* Task to carry out *
Reproduce all of the data below line for line, changing nothing.

* Records shown *
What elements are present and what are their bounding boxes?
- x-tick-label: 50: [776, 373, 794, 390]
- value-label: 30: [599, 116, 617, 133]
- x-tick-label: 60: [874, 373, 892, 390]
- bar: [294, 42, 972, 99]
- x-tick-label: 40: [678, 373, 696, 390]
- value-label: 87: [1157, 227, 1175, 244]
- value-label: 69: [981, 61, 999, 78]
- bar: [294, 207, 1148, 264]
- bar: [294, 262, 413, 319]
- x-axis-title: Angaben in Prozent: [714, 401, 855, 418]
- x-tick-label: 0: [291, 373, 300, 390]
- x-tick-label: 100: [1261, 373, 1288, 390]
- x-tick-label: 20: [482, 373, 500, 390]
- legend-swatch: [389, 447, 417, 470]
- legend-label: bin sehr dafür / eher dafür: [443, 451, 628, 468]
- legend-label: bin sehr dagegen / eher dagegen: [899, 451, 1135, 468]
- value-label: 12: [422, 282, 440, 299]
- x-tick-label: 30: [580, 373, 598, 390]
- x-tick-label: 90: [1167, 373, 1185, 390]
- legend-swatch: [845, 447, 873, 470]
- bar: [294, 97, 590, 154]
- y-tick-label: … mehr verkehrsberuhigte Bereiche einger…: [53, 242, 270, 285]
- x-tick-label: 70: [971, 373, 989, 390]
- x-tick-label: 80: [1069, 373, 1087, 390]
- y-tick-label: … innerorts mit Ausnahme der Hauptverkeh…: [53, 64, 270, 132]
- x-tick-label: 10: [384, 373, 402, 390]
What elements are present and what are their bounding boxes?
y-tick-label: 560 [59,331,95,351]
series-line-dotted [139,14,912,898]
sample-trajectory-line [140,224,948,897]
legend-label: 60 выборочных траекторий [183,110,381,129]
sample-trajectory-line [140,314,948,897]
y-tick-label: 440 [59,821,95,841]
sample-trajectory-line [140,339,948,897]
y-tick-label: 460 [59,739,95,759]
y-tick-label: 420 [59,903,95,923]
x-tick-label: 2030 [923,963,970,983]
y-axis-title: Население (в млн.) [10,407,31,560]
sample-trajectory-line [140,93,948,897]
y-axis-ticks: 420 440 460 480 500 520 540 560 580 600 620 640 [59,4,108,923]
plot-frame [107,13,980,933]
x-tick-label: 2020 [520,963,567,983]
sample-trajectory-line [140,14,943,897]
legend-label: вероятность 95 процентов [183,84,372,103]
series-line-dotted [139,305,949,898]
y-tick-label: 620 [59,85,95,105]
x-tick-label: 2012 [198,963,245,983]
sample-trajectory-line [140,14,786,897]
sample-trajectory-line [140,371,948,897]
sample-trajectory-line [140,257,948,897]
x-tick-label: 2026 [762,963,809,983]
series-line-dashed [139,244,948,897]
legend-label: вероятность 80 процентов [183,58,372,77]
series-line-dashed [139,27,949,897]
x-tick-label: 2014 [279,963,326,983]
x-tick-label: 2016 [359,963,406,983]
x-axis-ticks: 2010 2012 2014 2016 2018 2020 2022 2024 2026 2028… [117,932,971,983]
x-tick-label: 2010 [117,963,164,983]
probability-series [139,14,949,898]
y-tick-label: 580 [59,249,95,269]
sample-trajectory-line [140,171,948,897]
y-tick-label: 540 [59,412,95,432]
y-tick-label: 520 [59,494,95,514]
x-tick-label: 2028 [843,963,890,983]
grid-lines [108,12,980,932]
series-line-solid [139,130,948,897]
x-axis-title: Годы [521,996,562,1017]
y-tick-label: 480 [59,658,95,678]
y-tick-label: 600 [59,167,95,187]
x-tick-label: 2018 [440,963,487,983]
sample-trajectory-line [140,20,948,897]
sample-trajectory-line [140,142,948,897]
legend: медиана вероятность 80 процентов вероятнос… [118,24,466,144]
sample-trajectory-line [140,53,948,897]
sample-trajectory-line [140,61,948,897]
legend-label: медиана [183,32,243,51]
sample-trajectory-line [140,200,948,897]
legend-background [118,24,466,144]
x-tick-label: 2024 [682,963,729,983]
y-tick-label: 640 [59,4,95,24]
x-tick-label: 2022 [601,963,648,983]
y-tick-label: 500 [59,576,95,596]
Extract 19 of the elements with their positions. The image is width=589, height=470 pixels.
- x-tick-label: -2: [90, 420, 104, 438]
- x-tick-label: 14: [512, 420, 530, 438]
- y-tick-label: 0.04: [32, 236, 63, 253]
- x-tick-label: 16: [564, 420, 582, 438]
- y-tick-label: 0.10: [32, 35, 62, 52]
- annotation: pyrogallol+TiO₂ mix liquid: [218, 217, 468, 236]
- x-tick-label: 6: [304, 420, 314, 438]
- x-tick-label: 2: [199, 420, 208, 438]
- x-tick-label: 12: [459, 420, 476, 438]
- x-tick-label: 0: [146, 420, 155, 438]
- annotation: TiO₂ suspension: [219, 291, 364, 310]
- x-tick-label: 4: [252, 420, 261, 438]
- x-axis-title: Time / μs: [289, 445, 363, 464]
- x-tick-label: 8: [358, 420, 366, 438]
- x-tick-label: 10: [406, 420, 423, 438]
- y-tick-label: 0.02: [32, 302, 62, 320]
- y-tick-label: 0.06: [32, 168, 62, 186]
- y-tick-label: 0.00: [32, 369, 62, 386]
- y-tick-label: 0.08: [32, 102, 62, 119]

* Complete output *
What elements are present and what are their bounding boxes?
- x-tick-label: 50: [776, 373, 794, 390]
- value-label: 30: [599, 116, 617, 133]
- x-tick-label: 60: [874, 373, 892, 390]
- bar: [294, 42, 972, 99]
- x-tick-label: 40: [678, 373, 696, 390]
- value-label: 87: [1157, 227, 1175, 244]
- value-label: 69: [981, 61, 999, 78]
- bar: [294, 207, 1148, 264]
- bar: [294, 262, 413, 319]
- x-axis-title: Angaben in Prozent: [714, 401, 855, 418]
- x-tick-label: 0: [291, 373, 300, 390]
- x-tick-label: 100: [1261, 373, 1288, 390]
- x-tick-label: 20: [482, 373, 500, 390]
- legend-swatch: [389, 447, 417, 470]
- legend-label: bin sehr dafür / eher dafür: [443, 451, 628, 468]
- legend-label: bin sehr dagegen / eher dagegen: [899, 451, 1135, 468]
- value-label: 12: [422, 282, 440, 299]
- x-tick-label: 30: [580, 373, 598, 390]
- x-tick-label: 90: [1167, 373, 1185, 390]
- legend-swatch: [845, 447, 873, 470]
- bar: [294, 97, 590, 154]
- y-tick-label: … mehr verkehrsberuhigte Bereiche einger…: [53, 242, 270, 285]
- x-tick-label: 70: [971, 373, 989, 390]
- x-tick-label: 80: [1069, 373, 1087, 390]
- y-tick-label: … innerorts mit Ausnahme der Hauptverkeh…: [53, 64, 270, 132]
- x-tick-label: 10: [384, 373, 402, 390]
What elements are present and what are their bounding boxes?
y-tick-label: 560 [59,331,95,351]
series-line-dotted [139,14,912,898]
sample-trajectory-line [140,224,948,897]
legend-label: 60 выборочных траекторий [183,110,381,129]
sample-trajectory-line [140,314,948,897]
y-tick-label: 440 [59,821,95,841]
sample-trajectory-line [140,339,948,897]
y-tick-label: 460 [59,739,95,759]
y-tick-label: 420 [59,903,95,923]
x-tick-label: 2030 [923,963,970,983]
y-axis-title: Население (в млн.) [10,407,31,560]
sample-trajectory-line [140,93,948,897]
y-axis-ticks: 420 440 460 480 500 520 540 560 580 600 620 640 [59,4,108,923]
plot-frame [107,13,980,933]
x-tick-label: 2020 [520,963,567,983]
sample-trajectory-line [140,14,943,897]
legend-label: вероятность 95 процентов [183,84,372,103]
series-line-dotted [139,305,949,898]
y-tick-label: 620 [59,85,95,105]
x-tick-label: 2012 [198,963,245,983]
sample-trajectory-line [140,14,786,897]
sample-trajectory-line [140,371,948,897]
sample-trajectory-line [140,257,948,897]
x-tick-label: 2026 [762,963,809,983]
series-line-dashed [139,244,948,897]
legend-label: вероятность 80 процентов [183,58,372,77]
series-line-dashed [139,27,949,897]
x-tick-label: 2014 [279,963,326,983]
x-tick-label: 2016 [359,963,406,983]
x-axis-ticks: 2010 2012 2014 2016 2018 2020 2022 2024 2026 2028… [117,932,971,983]
x-tick-label: 2010 [117,963,164,983]
probability-series [139,14,949,898]
y-tick-label: 580 [59,249,95,269]
sample-trajectory-line [140,171,948,897]
y-tick-label: 540 [59,412,95,432]
y-tick-label: 520 [59,494,95,514]
x-tick-label: 2028 [843,963,890,983]
grid-lines [108,12,980,932]
series-line-solid [139,130,948,897]
x-axis-title: Годы [521,996,562,1017]
y-tick-label: 480 [59,658,95,678]
y-tick-label: 600 [59,167,95,187]
x-tick-label: 2018 [440,963,487,983]
sample-trajectory-line [140,20,948,897]
sample-trajectory-line [140,142,948,897]
legend: медиана вероятность 80 процентов вероятнос… [118,24,466,144]
sample-trajectory-line [140,53,948,897]
sample-trajectory-line [140,61,948,897]
legend-label: медиана [183,32,243,51]
sample-trajectory-line [140,200,948,897]
legend-background [118,24,466,144]
x-tick-label: 2024 [682,963,729,983]
y-tick-label: 640 [59,4,95,24]
x-tick-label: 2022 [601,963,648,983]
y-tick-label: 500 [59,576,95,596]
Extract 19 of the elements with their positions. The image is width=589, height=470 pixels.
- x-tick-label: -2: [90, 420, 104, 438]
- x-tick-label: 14: [512, 420, 530, 438]
- y-tick-label: 0.04: [32, 236, 63, 253]
- x-tick-label: 16: [564, 420, 582, 438]
- y-tick-label: 0.10: [32, 35, 62, 52]
- annotation: pyrogallol+TiO₂ mix liquid: [218, 217, 468, 236]
- x-tick-label: 6: [304, 420, 314, 438]
- x-tick-label: 2: [199, 420, 208, 438]
- x-tick-label: 12: [459, 420, 476, 438]
- x-tick-label: 0: [146, 420, 155, 438]
- annotation: TiO₂ suspension: [219, 291, 364, 310]
- x-tick-label: 4: [252, 420, 261, 438]
- x-axis-title: Time / μs: [289, 445, 363, 464]
- x-tick-label: 8: [358, 420, 366, 438]
- x-tick-label: 10: [406, 420, 423, 438]
- y-tick-label: 0.02: [32, 302, 62, 320]
- y-tick-label: 0.06: [32, 168, 62, 186]
- y-tick-label: 0.00: [32, 369, 62, 386]
- y-tick-label: 0.08: [32, 102, 62, 119]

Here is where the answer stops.